[Records]

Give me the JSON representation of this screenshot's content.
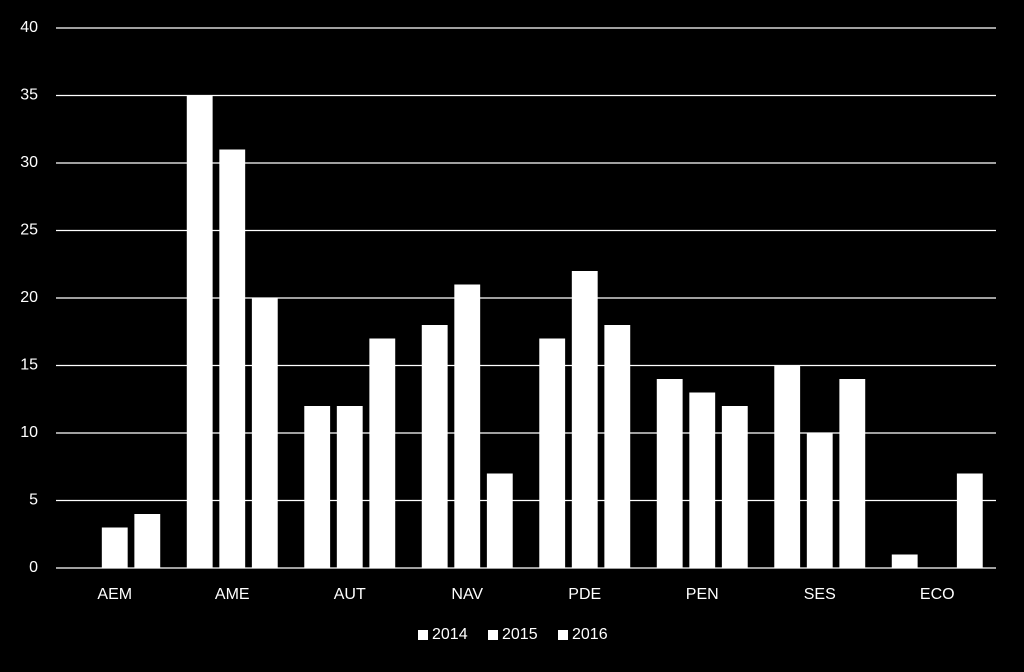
{
  "chart_data": {
    "type": "bar",
    "categories": [
      "AEM",
      "AME",
      "AUT",
      "NAV",
      "PDE",
      "PEN",
      "SES",
      "ECO"
    ],
    "series": [
      {
        "name": "2014",
        "color": "#ffffff",
        "values": [
          0,
          35,
          12,
          18,
          17,
          14,
          15,
          1
        ]
      },
      {
        "name": "2015",
        "color": "#ffffff",
        "values": [
          3,
          31,
          12,
          21,
          22,
          13,
          10,
          0
        ]
      },
      {
        "name": "2016",
        "color": "#ffffff",
        "values": [
          4,
          20,
          17,
          7,
          18,
          12,
          14,
          7
        ]
      }
    ],
    "ylim": [
      0,
      40
    ],
    "yticks": [
      0,
      5,
      10,
      15,
      20,
      25,
      30,
      35,
      40
    ],
    "grid": true,
    "legend": "bottom"
  }
}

Prompt = Copy every entry exactly as written. Pictures are excluded.

Correct output =
Give me the JSON representation of this screenshot's content.
{
  "chart_data": {
    "type": "bar",
    "categories": [
      "AEM",
      "AME",
      "AUT",
      "NAV",
      "PDE",
      "PEN",
      "SES",
      "ECO"
    ],
    "series": [
      {
        "name": "2014",
        "color": "#ffffff",
        "values": [
          0,
          35,
          12,
          18,
          17,
          14,
          15,
          1
        ]
      },
      {
        "name": "2015",
        "color": "#ffffff",
        "values": [
          3,
          31,
          12,
          21,
          22,
          13,
          10,
          0
        ]
      },
      {
        "name": "2016",
        "color": "#ffffff",
        "values": [
          4,
          20,
          17,
          7,
          18,
          12,
          14,
          7
        ]
      }
    ],
    "ylim": [
      0,
      40
    ],
    "yticks": [
      0,
      5,
      10,
      15,
      20,
      25,
      30,
      35,
      40
    ],
    "grid": true,
    "legend": "bottom"
  }
}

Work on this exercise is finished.